- **SET TASK**
Output the entries verbatim, including every line.

[Entries from a dataset]
# # # #
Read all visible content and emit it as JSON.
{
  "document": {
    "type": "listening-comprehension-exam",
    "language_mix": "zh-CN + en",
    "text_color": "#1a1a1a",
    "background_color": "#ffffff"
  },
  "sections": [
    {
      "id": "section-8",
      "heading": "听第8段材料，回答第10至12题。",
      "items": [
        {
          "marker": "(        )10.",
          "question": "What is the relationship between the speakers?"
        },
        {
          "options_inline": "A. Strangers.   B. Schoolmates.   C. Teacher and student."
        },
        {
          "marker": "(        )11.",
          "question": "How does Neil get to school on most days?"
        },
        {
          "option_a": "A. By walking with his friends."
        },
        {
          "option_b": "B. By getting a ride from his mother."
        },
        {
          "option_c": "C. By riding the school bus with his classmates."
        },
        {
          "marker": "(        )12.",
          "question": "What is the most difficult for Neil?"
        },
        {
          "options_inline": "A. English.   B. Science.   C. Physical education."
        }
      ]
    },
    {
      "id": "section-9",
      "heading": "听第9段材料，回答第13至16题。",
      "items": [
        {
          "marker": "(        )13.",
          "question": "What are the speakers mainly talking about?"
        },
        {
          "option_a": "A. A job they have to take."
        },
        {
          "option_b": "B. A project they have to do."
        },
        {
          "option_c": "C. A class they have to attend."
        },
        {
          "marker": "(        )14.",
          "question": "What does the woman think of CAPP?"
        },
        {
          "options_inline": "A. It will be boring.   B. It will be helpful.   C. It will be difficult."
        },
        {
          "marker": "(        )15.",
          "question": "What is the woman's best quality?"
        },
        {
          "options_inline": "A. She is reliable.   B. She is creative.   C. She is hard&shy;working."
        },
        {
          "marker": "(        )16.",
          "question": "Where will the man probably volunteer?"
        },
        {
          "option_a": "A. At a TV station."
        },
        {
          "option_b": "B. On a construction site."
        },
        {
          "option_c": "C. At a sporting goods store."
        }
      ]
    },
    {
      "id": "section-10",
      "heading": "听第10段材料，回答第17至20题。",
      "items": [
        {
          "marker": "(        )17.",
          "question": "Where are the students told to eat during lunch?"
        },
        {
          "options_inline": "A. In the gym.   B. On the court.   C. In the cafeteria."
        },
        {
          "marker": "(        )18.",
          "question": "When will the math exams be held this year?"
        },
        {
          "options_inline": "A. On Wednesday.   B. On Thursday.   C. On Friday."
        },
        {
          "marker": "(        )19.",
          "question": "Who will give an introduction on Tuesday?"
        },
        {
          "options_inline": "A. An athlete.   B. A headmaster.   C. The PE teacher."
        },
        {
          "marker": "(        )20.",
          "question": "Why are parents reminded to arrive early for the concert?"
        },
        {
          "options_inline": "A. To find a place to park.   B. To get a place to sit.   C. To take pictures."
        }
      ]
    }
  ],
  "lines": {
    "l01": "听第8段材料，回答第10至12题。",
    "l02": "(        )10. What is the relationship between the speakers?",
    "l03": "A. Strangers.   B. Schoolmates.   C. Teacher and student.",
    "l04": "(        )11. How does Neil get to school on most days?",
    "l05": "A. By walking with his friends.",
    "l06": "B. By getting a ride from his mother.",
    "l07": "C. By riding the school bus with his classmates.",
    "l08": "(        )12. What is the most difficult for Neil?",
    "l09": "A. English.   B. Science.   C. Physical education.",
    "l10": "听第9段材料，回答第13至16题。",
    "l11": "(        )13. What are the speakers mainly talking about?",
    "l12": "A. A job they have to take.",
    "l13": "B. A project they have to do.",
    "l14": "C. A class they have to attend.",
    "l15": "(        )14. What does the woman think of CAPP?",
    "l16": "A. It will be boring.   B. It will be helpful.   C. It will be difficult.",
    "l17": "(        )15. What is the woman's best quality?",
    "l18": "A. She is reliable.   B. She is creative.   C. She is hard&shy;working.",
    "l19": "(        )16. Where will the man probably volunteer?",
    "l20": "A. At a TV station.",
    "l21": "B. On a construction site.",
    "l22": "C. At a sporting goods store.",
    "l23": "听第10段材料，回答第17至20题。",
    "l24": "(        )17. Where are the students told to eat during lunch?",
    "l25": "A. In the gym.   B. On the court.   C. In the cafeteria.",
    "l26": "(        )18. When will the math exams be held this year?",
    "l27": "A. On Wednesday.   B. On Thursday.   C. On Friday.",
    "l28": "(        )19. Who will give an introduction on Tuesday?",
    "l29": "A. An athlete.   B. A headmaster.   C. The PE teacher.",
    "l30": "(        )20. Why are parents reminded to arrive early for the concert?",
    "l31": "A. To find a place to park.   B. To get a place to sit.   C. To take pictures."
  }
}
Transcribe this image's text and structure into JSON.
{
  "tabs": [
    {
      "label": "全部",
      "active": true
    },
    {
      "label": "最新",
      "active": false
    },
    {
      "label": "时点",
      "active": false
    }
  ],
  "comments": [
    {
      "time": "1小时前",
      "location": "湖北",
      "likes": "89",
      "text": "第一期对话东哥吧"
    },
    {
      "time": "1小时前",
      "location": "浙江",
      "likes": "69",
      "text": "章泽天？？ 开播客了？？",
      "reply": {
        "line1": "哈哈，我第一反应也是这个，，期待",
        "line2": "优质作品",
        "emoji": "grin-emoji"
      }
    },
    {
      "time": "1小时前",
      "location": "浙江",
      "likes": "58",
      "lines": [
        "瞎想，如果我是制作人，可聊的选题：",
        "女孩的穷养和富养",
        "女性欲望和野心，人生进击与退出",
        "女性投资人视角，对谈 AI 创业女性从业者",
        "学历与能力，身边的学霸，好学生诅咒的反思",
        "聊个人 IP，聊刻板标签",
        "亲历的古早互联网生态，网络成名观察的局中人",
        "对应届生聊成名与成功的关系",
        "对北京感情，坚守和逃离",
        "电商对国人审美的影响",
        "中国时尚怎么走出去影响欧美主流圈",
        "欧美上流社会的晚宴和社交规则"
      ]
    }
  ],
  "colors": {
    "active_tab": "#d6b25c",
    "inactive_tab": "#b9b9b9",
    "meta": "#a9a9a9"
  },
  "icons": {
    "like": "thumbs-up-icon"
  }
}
# # # #
- **EXERCISE RESPONSE**
Read all visible content and emit it as JSON.
{
  "document": {
    "type": "listening-comprehension-exam",
    "language_mix": "zh-CN + en",
    "text_color": "#1a1a1a",
    "background_color": "#ffffff"
  },
  "sections": [
    {
      "id": "section-8",
      "heading": "听第8段材料，回答第10至12题。",
      "items": [
        {
          "marker": "(        )10.",
          "question": "What is the relationship between the speakers?"
        },
        {
          "options_inline": "A. Strangers.   B. Schoolmates.   C. Teacher and student."
        },
        {
          "marker": "(        )11.",
          "question": "How does Neil get to school on most days?"
        },
        {
          "option_a": "A. By walking with his friends."
        },
        {
          "option_b": "B. By getting a ride from his mother."
        },
        {
          "option_c": "C. By riding the school bus with his classmates."
        },
        {
          "marker": "(        )12.",
          "question": "What is the most difficult for Neil?"
        },
        {
          "options_inline": "A. English.   B. Science.   C. Physical education."
        }
      ]
    },
    {
      "id": "section-9",
      "heading": "听第9段材料，回答第13至16题。",
      "items": [
        {
          "marker": "(        )13.",
          "question": "What are the speakers mainly talking about?"
        },
        {
          "option_a": "A. A job they have to take."
        },
        {
          "option_b": "B. A project they have to do."
        },
        {
          "option_c": "C. A class they have to attend."
        },
        {
          "marker": "(        )14.",
          "question": "What does the woman think of CAPP?"
        },
        {
          "options_inline": "A. It will be boring.   B. It will be helpful.   C. It will be difficult."
        },
        {
          "marker": "(        )15.",
          "question": "What is the woman's best quality?"
        },
        {
          "options_inline": "A. She is reliable.   B. She is creative.   C. She is hard&shy;working."
        },
        {
          "marker": "(        )16.",
          "question": "Where will the man probably volunteer?"
        },
        {
          "option_a": "A. At a TV station."
        },
        {
          "option_b": "B. On a construction site."
        },
        {
          "option_c": "C. At a sporting goods store."
        }
      ]
    },
    {
      "id": "section-10",
      "heading": "听第10段材料，回答第17至20题。",
      "items": [
        {
          "marker": "(        )17.",
          "question": "Where are the students told to eat during lunch?"
        },
        {
          "options_inline": "A. In the gym.   B. On the court.   C. In the cafeteria."
        },
        {
          "marker": "(        )18.",
          "question": "When will the math exams be held this year?"
        },
        {
          "options_inline": "A. On Wednesday.   B. On Thursday.   C. On Friday."
        },
        {
          "marker": "(        )19.",
          "question": "Who will give an introduction on Tuesday?"
        },
        {
          "options_inline": "A. An athlete.   B. A headmaster.   C. The PE teacher."
        },
        {
          "marker": "(        )20.",
          "question": "Why are parents reminded to arrive early for the concert?"
        },
        {
          "options_inline": "A. To find a place to park.   B. To get a place to sit.   C. To take pictures."
        }
      ]
    }
  ],
  "lines": {
    "l01": "听第8段材料，回答第10至12题。",
    "l02": "(        )10. What is the relationship between the speakers?",
    "l03": "A. Strangers.   B. Schoolmates.   C. Teacher and student.",
    "l04": "(        )11. How does Neil get to school on most days?",
    "l05": "A. By walking with his friends.",
    "l06": "B. By getting a ride from his mother.",
    "l07": "C. By riding the school bus with his classmates.",
    "l08": "(        )12. What is the most difficult for Neil?",
    "l09": "A. English.   B. Science.   C. Physical education.",
    "l10": "听第9段材料，回答第13至16题。",
    "l11": "(        )13. What are the speakers mainly talking about?",
    "l12": "A. A job they have to take.",
    "l13": "B. A project they have to do.",
    "l14": "C. A class they have to attend.",
    "l15": "(        )14. What does the woman think of CAPP?",
    "l16": "A. It will be boring.   B. It will be helpful.   C. It will be difficult.",
    "l17": "(        )15. What is the woman's best quality?",
    "l18": "A. She is reliable.   B. She is creative.   C. She is hard&shy;working.",
    "l19": "(        )16. Where will the man probably volunteer?",
    "l20": "A. At a TV station.",
    "l21": "B. On a construction site.",
    "l22": "C. At a sporting goods store.",
    "l23": "听第10段材料，回答第17至20题。",
    "l24": "(        )17. Where are the students told to eat during lunch?",
    "l25": "A. In the gym.   B. On the court.   C. In the cafeteria.",
    "l26": "(        )18. When will the math exams be held this year?",
    "l27": "A. On Wednesday.   B. On Thursday.   C. On Friday.",
    "l28": "(        )19. Who will give an introduction on Tuesday?",
    "l29": "A. An athlete.   B. A headmaster.   C. The PE teacher.",
    "l30": "(        )20. Why are parents reminded to arrive early for the concert?",
    "l31": "A. To find a place to park.   B. To get a place to sit.   C. To take pictures."
  }
}
Transcribe this image's text and structure into JSON.
{
  "tabs": [
    {
      "label": "全部",
      "active": true
    },
    {
      "label": "最新",
      "active": false
    },
    {
      "label": "时点",
      "active": false
    }
  ],
  "comments": [
    {
      "time": "1小时前",
      "location": "湖北",
      "likes": "89",
      "text": "第一期对话东哥吧"
    },
    {
      "time": "1小时前",
      "location": "浙江",
      "likes": "69",
      "text": "章泽天？？ 开播客了？？",
      "reply": {
        "line1": "哈哈，我第一反应也是这个，，期待",
        "line2": "优质作品",
        "emoji": "grin-emoji"
      }
    },
    {
      "time": "1小时前",
      "location": "浙江",
      "likes": "58",
      "lines": [
        "瞎想，如果我是制作人，可聊的选题：",
        "女孩的穷养和富养",
        "女性欲望和野心，人生进击与退出",
        "女性投资人视角，对谈 AI 创业女性从业者",
        "学历与能力，身边的学霸，好学生诅咒的反思",
        "聊个人 IP，聊刻板标签",
        "亲历的古早互联网生态，网络成名观察的局中人",
        "对应届生聊成名与成功的关系",
        "对北京感情，坚守和逃离",
        "电商对国人审美的影响",
        "中国时尚怎么走出去影响欧美主流圈",
        "欧美上流社会的晚宴和社交规则"
      ]
    }
  ],
  "colors": {
    "active_tab": "#d6b25c",
    "inactive_tab": "#b9b9b9",
    "meta": "#a9a9a9"
  },
  "icons": {
    "like": "thumbs-up-icon"
  }
}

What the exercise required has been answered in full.